(Records that describe figures)
——————
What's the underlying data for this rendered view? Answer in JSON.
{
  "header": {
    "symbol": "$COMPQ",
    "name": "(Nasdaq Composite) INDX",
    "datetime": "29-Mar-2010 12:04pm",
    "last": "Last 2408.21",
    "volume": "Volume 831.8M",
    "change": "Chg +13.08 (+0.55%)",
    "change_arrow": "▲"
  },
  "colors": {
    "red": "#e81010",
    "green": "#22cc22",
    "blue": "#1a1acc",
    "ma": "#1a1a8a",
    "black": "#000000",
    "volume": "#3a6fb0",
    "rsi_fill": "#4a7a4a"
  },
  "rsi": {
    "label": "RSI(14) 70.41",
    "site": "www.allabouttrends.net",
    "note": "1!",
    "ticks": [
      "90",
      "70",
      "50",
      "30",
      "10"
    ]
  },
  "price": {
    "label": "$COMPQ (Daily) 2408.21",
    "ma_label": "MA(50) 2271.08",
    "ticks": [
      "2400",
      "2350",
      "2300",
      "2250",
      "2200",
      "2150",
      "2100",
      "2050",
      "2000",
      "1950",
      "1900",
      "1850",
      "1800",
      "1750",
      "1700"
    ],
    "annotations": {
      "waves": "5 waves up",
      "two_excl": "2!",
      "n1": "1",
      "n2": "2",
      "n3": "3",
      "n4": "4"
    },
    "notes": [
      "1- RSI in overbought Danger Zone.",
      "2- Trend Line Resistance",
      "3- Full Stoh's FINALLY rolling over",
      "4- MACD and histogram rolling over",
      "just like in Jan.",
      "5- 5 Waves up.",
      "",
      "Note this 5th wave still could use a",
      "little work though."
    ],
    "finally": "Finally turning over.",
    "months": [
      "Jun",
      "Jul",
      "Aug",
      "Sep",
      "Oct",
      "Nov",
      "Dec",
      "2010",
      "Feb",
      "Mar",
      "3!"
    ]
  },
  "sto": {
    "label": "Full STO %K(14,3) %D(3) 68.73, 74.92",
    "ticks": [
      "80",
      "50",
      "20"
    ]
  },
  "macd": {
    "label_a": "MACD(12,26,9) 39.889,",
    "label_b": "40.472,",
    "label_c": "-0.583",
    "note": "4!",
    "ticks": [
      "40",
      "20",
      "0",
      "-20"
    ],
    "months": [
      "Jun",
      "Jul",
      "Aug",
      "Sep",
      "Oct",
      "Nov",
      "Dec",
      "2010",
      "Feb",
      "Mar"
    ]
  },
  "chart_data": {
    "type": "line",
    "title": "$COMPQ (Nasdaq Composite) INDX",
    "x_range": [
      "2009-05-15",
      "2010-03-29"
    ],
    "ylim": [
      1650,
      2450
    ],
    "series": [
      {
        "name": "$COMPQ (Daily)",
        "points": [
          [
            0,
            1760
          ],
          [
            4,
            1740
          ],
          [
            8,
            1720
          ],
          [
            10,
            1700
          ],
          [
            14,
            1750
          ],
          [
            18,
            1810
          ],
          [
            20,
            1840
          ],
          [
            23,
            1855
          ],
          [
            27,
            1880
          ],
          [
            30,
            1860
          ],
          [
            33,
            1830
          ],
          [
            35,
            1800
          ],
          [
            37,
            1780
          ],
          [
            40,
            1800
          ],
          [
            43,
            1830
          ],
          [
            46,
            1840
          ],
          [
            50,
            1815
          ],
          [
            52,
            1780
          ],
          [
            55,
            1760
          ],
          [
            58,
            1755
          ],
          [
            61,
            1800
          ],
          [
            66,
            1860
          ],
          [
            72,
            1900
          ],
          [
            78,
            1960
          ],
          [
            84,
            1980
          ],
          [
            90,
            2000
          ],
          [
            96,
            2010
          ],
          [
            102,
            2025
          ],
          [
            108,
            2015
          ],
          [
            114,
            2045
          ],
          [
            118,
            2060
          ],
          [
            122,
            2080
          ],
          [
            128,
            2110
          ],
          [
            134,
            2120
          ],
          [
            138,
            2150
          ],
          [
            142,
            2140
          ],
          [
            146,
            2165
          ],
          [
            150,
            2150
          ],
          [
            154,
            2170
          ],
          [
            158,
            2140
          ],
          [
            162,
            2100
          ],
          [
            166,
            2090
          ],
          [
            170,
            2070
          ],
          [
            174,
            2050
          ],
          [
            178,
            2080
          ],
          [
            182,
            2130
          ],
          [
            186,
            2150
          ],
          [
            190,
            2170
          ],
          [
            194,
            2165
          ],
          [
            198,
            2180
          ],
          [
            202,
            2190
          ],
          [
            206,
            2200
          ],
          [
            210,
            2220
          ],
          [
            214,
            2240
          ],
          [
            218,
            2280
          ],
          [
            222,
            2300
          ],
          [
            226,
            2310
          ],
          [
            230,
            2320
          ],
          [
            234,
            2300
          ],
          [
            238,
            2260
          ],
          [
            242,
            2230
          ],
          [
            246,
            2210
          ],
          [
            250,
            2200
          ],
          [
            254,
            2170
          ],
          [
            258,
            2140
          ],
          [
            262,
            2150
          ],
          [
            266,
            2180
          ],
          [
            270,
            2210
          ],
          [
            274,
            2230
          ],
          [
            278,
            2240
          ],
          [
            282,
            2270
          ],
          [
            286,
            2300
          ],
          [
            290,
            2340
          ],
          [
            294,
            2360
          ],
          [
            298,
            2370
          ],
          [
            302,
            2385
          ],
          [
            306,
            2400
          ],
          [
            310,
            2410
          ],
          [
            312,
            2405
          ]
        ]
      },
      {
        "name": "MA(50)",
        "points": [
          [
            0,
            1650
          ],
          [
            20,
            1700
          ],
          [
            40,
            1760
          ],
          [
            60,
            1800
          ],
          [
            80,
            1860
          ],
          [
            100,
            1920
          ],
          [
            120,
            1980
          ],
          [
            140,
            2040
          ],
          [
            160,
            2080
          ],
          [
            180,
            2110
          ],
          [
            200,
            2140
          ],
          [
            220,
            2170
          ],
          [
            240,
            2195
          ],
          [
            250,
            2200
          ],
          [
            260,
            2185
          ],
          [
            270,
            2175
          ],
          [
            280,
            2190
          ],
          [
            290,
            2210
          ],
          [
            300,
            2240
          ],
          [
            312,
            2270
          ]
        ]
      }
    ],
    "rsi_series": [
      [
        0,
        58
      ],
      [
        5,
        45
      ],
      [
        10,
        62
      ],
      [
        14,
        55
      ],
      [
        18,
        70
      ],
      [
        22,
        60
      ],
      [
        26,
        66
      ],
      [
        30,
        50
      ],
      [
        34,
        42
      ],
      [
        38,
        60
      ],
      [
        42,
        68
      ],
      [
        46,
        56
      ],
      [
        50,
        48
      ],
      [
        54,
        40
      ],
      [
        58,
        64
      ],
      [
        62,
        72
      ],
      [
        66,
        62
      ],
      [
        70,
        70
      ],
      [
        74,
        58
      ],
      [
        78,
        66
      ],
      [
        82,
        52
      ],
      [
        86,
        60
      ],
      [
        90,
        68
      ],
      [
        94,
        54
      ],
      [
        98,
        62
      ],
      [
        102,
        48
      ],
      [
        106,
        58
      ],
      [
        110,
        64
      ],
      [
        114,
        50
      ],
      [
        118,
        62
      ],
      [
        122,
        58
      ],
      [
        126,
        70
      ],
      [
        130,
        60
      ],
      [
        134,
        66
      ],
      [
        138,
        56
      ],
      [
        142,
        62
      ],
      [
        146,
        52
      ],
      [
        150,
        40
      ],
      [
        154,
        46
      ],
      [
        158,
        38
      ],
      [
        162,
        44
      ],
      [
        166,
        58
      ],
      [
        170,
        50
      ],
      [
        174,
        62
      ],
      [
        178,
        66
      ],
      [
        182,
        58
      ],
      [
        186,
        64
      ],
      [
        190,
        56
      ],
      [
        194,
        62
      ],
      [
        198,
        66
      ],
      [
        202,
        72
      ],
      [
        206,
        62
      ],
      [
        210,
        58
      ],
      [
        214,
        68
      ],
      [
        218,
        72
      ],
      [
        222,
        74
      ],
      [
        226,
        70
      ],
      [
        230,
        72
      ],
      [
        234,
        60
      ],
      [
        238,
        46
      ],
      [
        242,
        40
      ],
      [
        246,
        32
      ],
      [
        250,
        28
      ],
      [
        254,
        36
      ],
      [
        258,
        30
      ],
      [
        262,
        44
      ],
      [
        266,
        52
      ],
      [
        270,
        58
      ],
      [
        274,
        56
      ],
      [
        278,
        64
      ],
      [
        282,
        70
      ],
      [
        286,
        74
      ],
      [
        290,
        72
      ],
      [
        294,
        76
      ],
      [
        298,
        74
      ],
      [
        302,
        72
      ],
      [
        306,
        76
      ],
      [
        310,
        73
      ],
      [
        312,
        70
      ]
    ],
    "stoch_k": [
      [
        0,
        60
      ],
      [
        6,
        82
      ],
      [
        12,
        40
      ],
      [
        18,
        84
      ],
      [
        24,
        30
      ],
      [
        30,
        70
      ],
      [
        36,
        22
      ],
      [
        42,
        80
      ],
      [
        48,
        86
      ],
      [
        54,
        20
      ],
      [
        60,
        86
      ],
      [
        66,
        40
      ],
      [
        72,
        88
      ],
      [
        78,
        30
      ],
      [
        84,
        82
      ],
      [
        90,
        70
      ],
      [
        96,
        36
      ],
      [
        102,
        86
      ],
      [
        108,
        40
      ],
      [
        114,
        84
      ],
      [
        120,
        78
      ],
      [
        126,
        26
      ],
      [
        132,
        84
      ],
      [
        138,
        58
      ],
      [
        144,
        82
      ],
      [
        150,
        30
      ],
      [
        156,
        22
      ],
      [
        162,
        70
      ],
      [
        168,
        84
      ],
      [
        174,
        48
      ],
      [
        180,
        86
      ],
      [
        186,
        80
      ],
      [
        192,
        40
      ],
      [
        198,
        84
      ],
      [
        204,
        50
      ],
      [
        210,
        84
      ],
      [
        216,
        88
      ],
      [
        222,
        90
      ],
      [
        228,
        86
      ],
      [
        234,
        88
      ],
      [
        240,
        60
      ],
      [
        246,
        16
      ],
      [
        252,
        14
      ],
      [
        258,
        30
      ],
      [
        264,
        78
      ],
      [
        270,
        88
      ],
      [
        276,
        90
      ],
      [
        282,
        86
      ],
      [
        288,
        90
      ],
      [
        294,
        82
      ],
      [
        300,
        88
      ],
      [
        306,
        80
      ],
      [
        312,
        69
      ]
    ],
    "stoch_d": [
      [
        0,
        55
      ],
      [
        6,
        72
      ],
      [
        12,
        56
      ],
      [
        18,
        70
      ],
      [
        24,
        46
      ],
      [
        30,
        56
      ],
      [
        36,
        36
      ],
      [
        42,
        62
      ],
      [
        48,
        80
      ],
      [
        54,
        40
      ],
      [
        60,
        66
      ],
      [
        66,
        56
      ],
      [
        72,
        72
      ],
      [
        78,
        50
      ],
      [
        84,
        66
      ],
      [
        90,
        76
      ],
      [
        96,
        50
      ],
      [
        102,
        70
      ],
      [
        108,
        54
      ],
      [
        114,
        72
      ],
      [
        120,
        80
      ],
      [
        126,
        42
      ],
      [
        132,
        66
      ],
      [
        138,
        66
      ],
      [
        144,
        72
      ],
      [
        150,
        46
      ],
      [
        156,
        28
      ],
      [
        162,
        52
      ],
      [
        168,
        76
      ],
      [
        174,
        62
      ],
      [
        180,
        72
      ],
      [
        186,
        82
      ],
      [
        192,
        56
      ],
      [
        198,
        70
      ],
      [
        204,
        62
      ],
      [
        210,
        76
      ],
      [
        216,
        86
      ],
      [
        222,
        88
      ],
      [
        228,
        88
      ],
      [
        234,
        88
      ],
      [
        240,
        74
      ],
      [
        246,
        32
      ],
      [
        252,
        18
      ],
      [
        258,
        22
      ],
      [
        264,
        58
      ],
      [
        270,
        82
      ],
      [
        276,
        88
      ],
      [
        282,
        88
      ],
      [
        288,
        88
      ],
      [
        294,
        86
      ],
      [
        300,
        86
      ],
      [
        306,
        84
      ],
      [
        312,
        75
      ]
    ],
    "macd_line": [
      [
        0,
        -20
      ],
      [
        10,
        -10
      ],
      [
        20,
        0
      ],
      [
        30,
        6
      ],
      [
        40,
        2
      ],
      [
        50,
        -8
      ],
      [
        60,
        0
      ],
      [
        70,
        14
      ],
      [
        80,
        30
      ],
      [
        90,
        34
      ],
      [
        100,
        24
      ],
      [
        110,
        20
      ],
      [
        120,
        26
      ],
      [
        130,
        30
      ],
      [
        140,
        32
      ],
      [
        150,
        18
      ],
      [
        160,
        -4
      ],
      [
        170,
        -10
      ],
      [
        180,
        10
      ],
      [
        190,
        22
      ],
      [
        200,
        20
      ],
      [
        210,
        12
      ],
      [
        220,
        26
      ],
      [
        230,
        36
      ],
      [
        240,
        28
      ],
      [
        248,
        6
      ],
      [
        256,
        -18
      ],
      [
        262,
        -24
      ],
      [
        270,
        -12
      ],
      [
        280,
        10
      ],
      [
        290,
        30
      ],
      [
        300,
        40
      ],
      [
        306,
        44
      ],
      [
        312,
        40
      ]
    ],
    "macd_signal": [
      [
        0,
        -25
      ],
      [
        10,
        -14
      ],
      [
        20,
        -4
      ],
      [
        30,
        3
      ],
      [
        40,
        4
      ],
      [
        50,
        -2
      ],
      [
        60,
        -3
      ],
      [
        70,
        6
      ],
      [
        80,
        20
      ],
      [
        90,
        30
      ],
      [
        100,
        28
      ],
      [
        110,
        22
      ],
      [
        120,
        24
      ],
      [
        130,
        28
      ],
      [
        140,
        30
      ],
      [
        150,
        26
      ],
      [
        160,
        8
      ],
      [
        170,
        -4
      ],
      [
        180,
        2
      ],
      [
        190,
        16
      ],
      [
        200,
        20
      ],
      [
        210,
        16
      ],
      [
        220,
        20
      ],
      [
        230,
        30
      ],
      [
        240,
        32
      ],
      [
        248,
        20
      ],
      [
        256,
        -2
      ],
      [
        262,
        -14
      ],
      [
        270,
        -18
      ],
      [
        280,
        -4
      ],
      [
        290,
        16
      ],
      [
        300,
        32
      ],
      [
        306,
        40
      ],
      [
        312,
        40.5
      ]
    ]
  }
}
——————
▶ _Task brief_: Find every line that includes the string "Composite". Report how many there are and nothing else.

▶ _Response to the task_: 2